Marsha Warren oversaw NCWN’s move into the White Cross School circa 1989.

Happy trails to Marsha Warren who will retire as director of the Paul Green Foundation, effective January 1, 2021.

“I’ll very much miss helping carry on Paul Green’s life-long work in support of the arts and human rights,” Marsha said in an e-mail.

She has served the Paul Green Foundation for thirty years. In 2018, she was inducted into the North Carolina Literary Hall of Fame. As the longtime Executive Director of the North Carolina Writers’ Network, Marsha helped to create a standard for excellence—the annual Fall Conference, the named competitions, the newsletter, and regional groups such as NCWN-West. She launched a writing program for prison inmates and created the Network’s critique service for writers at all stages of development. By building a truly open architecture based on strong relationships and generosity, Marsha Warren paved the way for the virtual capacity of the Network to keep us connected today.

She was the editor of The Collected Poems of Sam Ragan (St. Andrew’s University Press, 1990) and, together with NC Literary Hall of Fame inductee Ronald H. Bayes, edited the anthology North Carolina’s 400 Years: Signs along the Way (Acorn Press, 1986).

NCWN Trustee Georgann Eubanks will become the new executive director of the Paul Green Foundation.

- - - - - - -

REQUIREMENTS:
a: In the piece on Marsha Warren, in what year was she inducted into the North Carolina Literary Hall of Fame?
b: Edit the piece on Marsha Warren: write out the part between "Marsha Warren oversaw" and "January 1, 2021.", inclusive, changing "Happy trails" to "Best wishes".
The listing can be left aside.

DATASET EXCERPT:
- - - - - - -

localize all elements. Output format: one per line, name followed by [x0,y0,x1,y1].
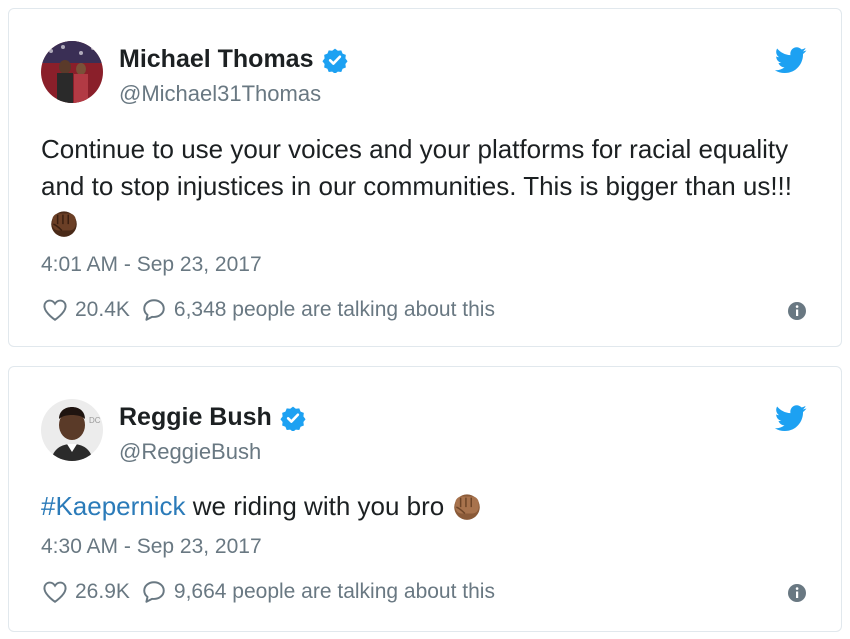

- - - - - - -

RESULTS:
a: 2018

b:
Marsha Warren oversaw NCWN’s move into the White Cross School circa 1989.

Best wishes to Marsha Warren who will retire as director of the Paul Green Foundation, effective January 1, 2021.